** start of Supplied records **

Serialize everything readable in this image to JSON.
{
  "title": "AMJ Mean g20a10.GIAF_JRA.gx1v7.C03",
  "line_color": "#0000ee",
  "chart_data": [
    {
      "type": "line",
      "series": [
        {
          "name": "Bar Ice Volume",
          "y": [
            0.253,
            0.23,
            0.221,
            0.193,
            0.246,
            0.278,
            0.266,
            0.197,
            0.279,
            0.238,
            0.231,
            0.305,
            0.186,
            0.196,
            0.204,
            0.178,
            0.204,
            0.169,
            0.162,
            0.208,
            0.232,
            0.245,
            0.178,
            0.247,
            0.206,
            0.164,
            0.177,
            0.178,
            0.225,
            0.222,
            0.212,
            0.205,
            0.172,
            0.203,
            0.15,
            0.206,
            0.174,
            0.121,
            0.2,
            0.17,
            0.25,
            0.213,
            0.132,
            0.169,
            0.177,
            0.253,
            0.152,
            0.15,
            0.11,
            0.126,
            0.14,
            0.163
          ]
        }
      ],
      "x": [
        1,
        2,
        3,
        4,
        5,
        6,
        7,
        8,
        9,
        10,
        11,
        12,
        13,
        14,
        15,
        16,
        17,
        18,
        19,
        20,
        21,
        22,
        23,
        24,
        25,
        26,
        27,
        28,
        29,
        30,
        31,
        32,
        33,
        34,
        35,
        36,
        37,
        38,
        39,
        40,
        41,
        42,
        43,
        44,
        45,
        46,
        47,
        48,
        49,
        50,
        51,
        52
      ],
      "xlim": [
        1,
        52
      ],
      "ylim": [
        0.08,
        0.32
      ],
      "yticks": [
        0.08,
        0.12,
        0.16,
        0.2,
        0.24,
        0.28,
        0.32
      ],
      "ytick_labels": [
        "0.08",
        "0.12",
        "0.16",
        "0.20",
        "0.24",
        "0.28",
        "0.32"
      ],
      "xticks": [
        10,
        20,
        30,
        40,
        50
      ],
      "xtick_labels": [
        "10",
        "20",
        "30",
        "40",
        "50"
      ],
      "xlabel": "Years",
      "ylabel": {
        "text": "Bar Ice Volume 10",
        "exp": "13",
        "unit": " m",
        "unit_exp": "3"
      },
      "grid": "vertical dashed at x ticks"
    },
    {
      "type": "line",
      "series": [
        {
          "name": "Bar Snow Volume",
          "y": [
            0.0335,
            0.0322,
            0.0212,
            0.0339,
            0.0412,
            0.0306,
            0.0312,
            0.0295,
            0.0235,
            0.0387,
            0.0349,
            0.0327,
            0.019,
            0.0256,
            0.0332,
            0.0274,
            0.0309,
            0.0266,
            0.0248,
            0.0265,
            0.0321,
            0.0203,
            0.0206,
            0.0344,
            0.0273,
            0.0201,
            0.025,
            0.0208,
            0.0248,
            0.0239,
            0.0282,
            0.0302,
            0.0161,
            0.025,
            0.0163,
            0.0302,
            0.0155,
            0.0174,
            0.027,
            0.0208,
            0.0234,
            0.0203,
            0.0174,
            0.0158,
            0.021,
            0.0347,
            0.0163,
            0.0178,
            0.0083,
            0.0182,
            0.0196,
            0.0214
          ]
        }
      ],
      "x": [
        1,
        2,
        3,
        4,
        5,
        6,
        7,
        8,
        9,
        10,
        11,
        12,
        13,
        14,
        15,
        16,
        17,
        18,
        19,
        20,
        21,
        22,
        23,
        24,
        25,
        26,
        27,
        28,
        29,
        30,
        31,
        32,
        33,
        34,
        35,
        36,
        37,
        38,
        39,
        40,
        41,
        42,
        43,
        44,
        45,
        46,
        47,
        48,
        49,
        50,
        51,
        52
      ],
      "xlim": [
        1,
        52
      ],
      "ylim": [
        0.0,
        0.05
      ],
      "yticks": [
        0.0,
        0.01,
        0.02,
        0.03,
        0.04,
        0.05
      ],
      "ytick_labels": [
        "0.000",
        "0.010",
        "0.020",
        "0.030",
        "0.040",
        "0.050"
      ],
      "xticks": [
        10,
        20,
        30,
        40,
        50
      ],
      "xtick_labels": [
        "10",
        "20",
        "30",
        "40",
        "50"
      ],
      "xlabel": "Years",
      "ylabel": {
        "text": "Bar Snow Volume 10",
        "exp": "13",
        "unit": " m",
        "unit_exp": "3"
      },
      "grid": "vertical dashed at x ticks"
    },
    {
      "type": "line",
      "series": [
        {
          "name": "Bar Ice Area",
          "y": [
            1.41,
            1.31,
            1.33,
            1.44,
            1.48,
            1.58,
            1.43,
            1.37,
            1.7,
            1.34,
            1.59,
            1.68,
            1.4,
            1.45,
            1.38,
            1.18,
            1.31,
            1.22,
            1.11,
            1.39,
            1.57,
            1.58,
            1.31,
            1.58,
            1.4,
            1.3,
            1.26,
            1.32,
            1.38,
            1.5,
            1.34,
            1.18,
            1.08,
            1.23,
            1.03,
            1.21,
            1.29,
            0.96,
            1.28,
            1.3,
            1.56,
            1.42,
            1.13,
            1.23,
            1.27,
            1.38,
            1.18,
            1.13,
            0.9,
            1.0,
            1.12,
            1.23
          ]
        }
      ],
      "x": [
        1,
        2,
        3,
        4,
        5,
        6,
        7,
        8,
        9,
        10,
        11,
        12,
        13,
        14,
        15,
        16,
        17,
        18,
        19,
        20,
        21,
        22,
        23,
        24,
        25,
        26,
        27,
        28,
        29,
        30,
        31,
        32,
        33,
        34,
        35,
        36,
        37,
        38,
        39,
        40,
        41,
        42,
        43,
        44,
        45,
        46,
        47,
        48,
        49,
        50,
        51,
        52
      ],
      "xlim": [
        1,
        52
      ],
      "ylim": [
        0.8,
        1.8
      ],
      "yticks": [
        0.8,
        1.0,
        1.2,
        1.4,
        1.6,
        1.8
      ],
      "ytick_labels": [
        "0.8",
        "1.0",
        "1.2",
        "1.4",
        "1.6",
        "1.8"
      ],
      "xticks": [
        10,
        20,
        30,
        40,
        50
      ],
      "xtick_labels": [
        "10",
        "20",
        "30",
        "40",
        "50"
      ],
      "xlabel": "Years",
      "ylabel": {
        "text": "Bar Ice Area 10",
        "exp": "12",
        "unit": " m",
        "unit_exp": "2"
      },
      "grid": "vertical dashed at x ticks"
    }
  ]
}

** end of Supplied records **
** start of Supplied records **

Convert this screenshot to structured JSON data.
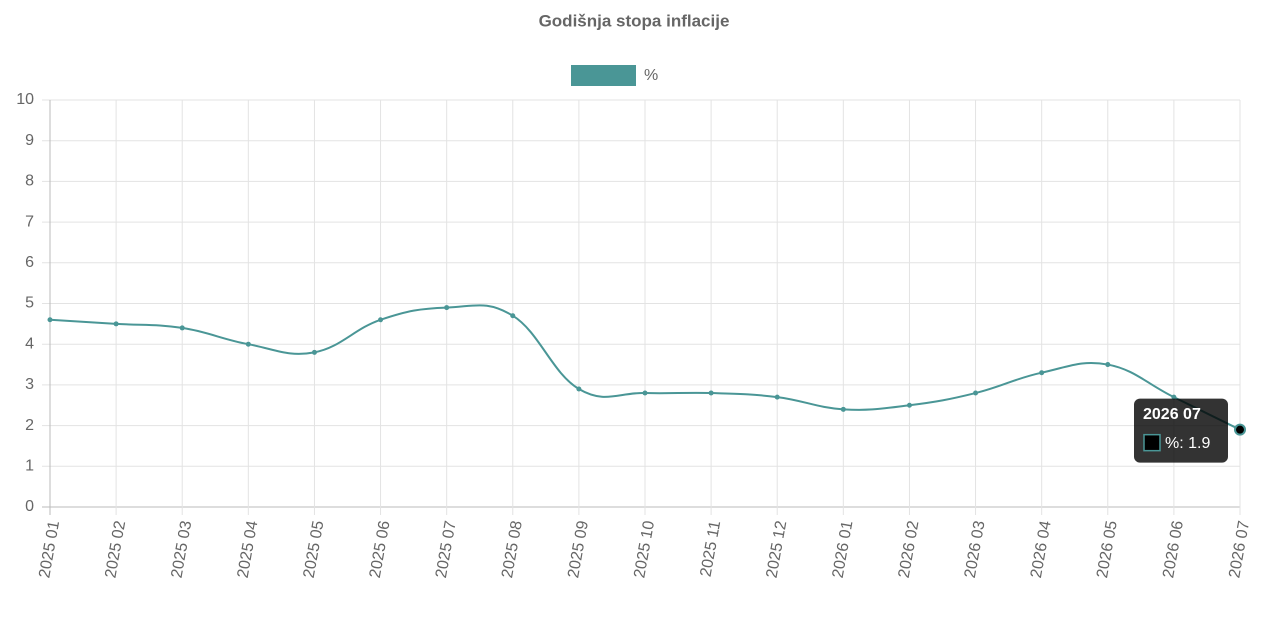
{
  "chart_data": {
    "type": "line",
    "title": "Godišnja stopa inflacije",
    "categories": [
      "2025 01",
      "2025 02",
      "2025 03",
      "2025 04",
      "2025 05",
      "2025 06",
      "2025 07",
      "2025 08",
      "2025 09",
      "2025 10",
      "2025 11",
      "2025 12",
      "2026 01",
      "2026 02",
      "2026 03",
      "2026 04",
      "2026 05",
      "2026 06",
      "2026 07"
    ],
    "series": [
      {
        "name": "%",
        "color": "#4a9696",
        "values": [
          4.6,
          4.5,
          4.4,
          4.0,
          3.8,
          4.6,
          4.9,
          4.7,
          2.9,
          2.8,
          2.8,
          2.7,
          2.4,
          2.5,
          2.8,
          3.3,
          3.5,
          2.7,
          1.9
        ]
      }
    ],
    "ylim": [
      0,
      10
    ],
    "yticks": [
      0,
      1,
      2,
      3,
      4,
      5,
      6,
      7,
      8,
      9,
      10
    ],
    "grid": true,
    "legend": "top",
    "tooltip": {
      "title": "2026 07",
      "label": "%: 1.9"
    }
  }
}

** end of Supplied records **

--- Task goal ---
Look through the material above. Copy each line where the word "text" appears.

--- Result of this task ---
        "text": "Bar Ice Volume 10",
        "text": "Bar Snow Volume 10",
        "text": "Bar Ice Area 10",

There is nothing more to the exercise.